■ WHAT TO WORK ON: Read the listing and extract each line that includes the word "Increase".
— Start RECORD EXCERPTS —
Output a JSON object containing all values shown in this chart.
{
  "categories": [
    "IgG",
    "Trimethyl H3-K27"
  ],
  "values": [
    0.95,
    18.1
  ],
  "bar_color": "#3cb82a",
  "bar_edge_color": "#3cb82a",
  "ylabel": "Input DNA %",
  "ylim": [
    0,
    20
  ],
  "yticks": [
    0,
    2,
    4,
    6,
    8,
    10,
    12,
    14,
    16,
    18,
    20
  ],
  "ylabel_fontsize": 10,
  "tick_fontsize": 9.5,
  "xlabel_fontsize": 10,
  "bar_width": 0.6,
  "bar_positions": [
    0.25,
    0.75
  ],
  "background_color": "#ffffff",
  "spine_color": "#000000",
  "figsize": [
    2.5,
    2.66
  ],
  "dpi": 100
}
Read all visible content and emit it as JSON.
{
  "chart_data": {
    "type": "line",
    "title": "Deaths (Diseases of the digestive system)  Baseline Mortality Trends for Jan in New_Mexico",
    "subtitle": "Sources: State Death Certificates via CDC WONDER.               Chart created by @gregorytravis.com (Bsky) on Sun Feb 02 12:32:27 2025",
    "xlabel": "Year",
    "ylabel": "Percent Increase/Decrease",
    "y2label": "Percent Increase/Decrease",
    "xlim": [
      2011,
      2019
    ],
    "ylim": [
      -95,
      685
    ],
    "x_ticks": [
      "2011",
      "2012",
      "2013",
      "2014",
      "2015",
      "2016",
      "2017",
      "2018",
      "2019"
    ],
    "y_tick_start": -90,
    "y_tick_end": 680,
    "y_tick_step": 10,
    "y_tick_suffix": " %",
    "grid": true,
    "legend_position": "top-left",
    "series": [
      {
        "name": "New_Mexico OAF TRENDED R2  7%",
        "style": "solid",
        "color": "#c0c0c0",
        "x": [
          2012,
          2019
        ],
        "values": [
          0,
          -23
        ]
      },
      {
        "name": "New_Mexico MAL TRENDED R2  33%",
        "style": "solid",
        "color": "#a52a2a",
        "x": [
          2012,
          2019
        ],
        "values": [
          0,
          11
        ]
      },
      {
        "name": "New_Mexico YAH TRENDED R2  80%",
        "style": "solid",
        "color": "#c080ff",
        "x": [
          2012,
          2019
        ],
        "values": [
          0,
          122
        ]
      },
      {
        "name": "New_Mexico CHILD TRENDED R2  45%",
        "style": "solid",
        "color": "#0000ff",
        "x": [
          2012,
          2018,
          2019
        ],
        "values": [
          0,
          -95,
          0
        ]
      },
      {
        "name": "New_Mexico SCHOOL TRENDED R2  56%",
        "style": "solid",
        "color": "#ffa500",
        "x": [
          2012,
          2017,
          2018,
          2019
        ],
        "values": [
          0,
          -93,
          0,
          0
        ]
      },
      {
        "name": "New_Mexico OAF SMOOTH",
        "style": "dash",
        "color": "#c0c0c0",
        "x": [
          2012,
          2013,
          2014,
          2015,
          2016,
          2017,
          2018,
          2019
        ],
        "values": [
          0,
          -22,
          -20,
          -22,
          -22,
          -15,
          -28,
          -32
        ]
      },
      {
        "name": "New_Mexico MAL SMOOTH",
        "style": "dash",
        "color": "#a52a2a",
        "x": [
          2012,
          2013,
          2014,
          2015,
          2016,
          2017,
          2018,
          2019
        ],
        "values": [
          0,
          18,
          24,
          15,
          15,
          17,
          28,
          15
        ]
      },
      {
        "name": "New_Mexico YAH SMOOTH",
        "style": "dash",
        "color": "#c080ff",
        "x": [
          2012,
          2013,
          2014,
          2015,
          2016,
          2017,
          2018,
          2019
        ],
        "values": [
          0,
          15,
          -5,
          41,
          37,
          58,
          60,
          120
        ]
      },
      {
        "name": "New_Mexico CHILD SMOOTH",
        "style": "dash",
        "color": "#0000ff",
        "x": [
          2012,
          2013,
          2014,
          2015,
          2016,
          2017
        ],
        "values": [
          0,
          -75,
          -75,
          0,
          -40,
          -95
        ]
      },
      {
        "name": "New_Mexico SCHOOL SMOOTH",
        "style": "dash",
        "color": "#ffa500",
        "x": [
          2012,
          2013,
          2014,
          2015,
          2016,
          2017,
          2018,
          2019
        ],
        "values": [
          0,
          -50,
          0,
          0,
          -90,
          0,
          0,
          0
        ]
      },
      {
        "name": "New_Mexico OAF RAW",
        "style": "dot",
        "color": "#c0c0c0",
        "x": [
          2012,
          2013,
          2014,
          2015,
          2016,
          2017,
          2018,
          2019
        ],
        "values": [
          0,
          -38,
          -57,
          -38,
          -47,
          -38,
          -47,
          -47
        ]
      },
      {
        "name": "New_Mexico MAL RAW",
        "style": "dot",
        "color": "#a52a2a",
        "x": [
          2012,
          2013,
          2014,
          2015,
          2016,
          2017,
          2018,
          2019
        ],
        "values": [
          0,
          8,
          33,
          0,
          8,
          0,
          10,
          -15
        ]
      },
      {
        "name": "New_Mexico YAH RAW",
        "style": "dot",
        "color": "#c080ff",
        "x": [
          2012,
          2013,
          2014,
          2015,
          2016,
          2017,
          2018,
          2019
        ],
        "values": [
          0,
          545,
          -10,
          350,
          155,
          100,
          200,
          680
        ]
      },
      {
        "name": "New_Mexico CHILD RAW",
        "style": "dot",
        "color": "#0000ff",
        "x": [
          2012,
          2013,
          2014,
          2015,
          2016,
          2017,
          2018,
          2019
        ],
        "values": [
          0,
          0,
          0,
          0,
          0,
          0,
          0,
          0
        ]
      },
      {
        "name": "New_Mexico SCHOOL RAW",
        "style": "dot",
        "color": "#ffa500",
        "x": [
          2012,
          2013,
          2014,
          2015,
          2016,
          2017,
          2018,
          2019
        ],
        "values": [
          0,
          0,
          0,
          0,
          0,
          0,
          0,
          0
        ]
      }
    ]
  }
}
— End RECORD EXCERPTS —
■ RESULT FOR THIS TASK:
    "ylabel": "Percent Increase/Decrease",
    "y2label": "Percent Increase/Decrease",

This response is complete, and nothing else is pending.